**MATERIALS PROVIDED**
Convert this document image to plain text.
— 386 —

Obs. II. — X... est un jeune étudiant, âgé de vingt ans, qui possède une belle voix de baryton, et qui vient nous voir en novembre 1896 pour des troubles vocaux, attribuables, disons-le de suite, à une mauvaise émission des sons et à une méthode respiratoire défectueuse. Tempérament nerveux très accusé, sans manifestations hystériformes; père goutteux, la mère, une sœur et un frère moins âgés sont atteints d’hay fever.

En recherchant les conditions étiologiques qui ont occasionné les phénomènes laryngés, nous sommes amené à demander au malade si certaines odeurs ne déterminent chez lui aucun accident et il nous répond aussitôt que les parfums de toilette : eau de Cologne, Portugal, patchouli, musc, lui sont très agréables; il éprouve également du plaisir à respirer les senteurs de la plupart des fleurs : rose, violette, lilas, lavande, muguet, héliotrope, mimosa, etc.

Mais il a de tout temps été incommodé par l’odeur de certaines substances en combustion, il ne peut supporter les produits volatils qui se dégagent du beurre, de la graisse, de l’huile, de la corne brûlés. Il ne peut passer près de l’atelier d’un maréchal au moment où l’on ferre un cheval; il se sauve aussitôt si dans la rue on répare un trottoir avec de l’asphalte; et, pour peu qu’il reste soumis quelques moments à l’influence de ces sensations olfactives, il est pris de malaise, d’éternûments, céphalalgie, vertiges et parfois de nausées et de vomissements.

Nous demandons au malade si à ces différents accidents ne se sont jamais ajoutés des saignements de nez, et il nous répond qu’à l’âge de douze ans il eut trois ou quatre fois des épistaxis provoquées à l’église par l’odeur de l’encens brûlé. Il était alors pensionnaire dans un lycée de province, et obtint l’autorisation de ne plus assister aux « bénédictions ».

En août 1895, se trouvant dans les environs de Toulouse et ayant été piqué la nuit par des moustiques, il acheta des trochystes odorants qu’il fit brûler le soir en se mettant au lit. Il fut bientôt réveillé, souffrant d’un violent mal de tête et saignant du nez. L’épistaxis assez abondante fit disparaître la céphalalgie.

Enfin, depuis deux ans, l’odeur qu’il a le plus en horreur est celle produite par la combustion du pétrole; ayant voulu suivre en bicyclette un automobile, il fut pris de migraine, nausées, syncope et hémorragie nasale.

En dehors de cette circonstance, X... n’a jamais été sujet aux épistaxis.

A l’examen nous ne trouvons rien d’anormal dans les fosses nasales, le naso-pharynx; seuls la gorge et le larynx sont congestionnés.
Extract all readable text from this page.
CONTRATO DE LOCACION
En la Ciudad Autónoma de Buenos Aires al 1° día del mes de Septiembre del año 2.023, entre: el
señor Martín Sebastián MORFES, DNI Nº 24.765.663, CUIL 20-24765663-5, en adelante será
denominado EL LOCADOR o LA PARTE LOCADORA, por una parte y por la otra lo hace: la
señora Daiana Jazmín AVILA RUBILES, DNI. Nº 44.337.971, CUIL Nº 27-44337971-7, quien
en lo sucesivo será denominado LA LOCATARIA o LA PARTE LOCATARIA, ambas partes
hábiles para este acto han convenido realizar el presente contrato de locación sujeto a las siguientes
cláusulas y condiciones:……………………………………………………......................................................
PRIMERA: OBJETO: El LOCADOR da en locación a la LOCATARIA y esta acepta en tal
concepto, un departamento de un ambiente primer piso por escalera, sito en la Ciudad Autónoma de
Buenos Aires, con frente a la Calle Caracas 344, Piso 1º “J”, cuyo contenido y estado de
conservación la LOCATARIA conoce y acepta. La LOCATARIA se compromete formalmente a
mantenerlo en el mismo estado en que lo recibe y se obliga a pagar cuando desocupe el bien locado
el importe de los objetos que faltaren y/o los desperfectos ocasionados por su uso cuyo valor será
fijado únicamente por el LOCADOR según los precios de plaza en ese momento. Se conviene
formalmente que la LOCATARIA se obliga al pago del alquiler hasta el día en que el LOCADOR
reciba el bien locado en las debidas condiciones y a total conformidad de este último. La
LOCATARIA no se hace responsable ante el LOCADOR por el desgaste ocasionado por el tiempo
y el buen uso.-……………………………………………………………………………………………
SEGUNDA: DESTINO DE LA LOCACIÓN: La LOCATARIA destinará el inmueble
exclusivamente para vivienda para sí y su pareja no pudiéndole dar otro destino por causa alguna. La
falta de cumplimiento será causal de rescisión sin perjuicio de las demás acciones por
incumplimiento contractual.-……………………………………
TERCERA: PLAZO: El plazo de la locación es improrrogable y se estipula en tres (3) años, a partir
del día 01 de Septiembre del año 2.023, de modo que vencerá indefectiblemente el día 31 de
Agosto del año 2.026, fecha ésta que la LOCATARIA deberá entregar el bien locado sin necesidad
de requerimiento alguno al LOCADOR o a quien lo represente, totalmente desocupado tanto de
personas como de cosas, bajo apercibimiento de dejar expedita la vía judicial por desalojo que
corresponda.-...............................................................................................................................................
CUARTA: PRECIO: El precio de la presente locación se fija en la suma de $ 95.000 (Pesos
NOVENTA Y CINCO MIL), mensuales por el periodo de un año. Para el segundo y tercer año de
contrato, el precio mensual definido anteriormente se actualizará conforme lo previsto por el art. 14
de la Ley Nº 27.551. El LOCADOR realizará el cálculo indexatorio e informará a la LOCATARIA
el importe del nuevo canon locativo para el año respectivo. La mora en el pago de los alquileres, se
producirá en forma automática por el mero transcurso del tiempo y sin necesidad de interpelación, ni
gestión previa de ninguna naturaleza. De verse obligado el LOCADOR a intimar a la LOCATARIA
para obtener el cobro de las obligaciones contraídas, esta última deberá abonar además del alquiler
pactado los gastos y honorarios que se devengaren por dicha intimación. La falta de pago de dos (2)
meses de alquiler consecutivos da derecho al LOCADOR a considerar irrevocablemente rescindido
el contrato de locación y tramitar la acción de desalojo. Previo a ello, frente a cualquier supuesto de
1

**EXERCISE OBJECTIVE**
Quote each line of the listing above exactly.

**CORRECT OUTPUT**
Convert this document image to plain text.
— 386 —

Obs. II. — X... est un jeune étudiant, âgé de vingt ans, qui possède une belle voix de baryton, et qui vient nous voir en novembre 1896 pour des troubles vocaux, attribuables, disons-le de suite, à une mauvaise émission des sons et à une méthode respiratoire défectueuse. Tempérament nerveux très accusé, sans manifestations hystériformes; père goutteux, la mère, une sœur et un frère moins âgés sont atteints d’hay fever.

En recherchant les conditions étiologiques qui ont occasionné les phénomènes laryngés, nous sommes amené à demander au malade si certaines odeurs ne déterminent chez lui aucun accident et il nous répond aussitôt que les parfums de toilette : eau de Cologne, Portugal, patchouli, musc, lui sont très agréables; il éprouve également du plaisir à respirer les senteurs de la plupart des fleurs : rose, violette, lilas, lavande, muguet, héliotrope, mimosa, etc.

Mais il a de tout temps été incommodé par l’odeur de certaines substances en combustion, il ne peut supporter les produits volatils qui se dégagent du beurre, de la graisse, de l’huile, de la corne brûlés. Il ne peut passer près de l’atelier d’un maréchal au moment où l’on ferre un cheval; il se sauve aussitôt si dans la rue on répare un trottoir avec de l’asphalte; et, pour peu qu’il reste soumis quelques moments à l’influence de ces sensations olfactives, il est pris de malaise, d’éternûments, céphalalgie, vertiges et parfois de nausées et de vomissements.

Nous demandons au malade si à ces différents accidents ne se sont jamais ajoutés des saignements de nez, et il nous répond qu’à l’âge de douze ans il eut trois ou quatre fois des épistaxis provoquées à l’église par l’odeur de l’encens brûlé. Il était alors pensionnaire dans un lycée de province, et obtint l’autorisation de ne plus assister aux « bénédictions ».

En août 1895, se trouvant dans les environs de Toulouse et ayant été piqué la nuit par des moustiques, il acheta des trochystes odorants qu’il fit brûler le soir en se mettant au lit. Il fut bientôt réveillé, souffrant d’un violent mal de tête et saignant du nez. L’épistaxis assez abondante fit disparaître la céphalalgie.

Enfin, depuis deux ans, l’odeur qu’il a le plus en horreur est celle produite par la combustion du pétrole; ayant voulu suivre en bicyclette un automobile, il fut pris de migraine, nausées, syncope et hémorragie nasale.

En dehors de cette circonstance, X... n’a jamais été sujet aux épistaxis.

A l’examen nous ne trouvons rien d’anormal dans les fosses nasales, le naso-pharynx; seuls la gorge et le larynx sont congestionnés.
Extract all readable text from this page.
CONTRATO DE LOCACION
En la Ciudad Autónoma de Buenos Aires al 1° día del mes de Septiembre del año 2.023, entre: el
señor Martín Sebastián MORFES, DNI Nº 24.765.663, CUIL 20-24765663-5, en adelante será
denominado EL LOCADOR o LA PARTE LOCADORA, por una parte y por la otra lo hace: la
señora Daiana Jazmín AVILA RUBILES, DNI. Nº 44.337.971, CUIL Nº 27-44337971-7, quien
en lo sucesivo será denominado LA LOCATARIA o LA PARTE LOCATARIA, ambas partes
hábiles para este acto han convenido realizar el presente contrato de locación sujeto a las siguientes
cláusulas y condiciones:……………………………………………………......................................................
PRIMERA: OBJETO: El LOCADOR da en locación a la LOCATARIA y esta acepta en tal
concepto, un departamento de un ambiente primer piso por escalera, sito en la Ciudad Autónoma de
Buenos Aires, con frente a la Calle Caracas 344, Piso 1º “J”, cuyo contenido y estado de
conservación la LOCATARIA conoce y acepta. La LOCATARIA se compromete formalmente a
mantenerlo en el mismo estado en que lo recibe y se obliga a pagar cuando desocupe el bien locado
el importe de los objetos que faltaren y/o los desperfectos ocasionados por su uso cuyo valor será
fijado únicamente por el LOCADOR según los precios de plaza en ese momento. Se conviene
formalmente que la LOCATARIA se obliga al pago del alquiler hasta el día en que el LOCADOR
reciba el bien locado en las debidas condiciones y a total conformidad de este último. La
LOCATARIA no se hace responsable ante el LOCADOR por el desgaste ocasionado por el tiempo
y el buen uso.-……………………………………………………………………………………………
SEGUNDA: DESTINO DE LA LOCACIÓN: La LOCATARIA destinará el inmueble
exclusivamente para vivienda para sí y su pareja no pudiéndole dar otro destino por causa alguna. La
falta de cumplimiento será causal de rescisión sin perjuicio de las demás acciones por
incumplimiento contractual.-……………………………………
TERCERA: PLAZO: El plazo de la locación es improrrogable y se estipula en tres (3) años, a partir
del día 01 de Septiembre del año 2.023, de modo que vencerá indefectiblemente el día 31 de
Agosto del año 2.026, fecha ésta que la LOCATARIA deberá entregar el bien locado sin necesidad
de requerimiento alguno al LOCADOR o a quien lo represente, totalmente desocupado tanto de
personas como de cosas, bajo apercibimiento de dejar expedita la vía judicial por desalojo que
corresponda.-...............................................................................................................................................
CUARTA: PRECIO: El precio de la presente locación se fija en la suma de $ 95.000 (Pesos
NOVENTA Y CINCO MIL), mensuales por el periodo de un año. Para el segundo y tercer año de
contrato, el precio mensual definido anteriormente se actualizará conforme lo previsto por el art. 14
de la Ley Nº 27.551. El LOCADOR realizará el cálculo indexatorio e informará a la LOCATARIA
el importe del nuevo canon locativo para el año respectivo. La mora en el pago de los alquileres, se
producirá en forma automática por el mero transcurso del tiempo y sin necesidad de interpelación, ni
gestión previa de ninguna naturaleza. De verse obligado el LOCADOR a intimar a la LOCATARIA
para obtener el cobro de las obligaciones contraídas, esta última deberá abonar además del alquiler
pactado los gastos y honorarios que se devengaren por dicha intimación. La falta de pago de dos (2)
meses de alquiler consecutivos da derecho al LOCADOR a considerar irrevocablemente rescindido
el contrato de locación y tramitar la acción de desalojo. Previo a ello, frente a cualquier supuesto de
1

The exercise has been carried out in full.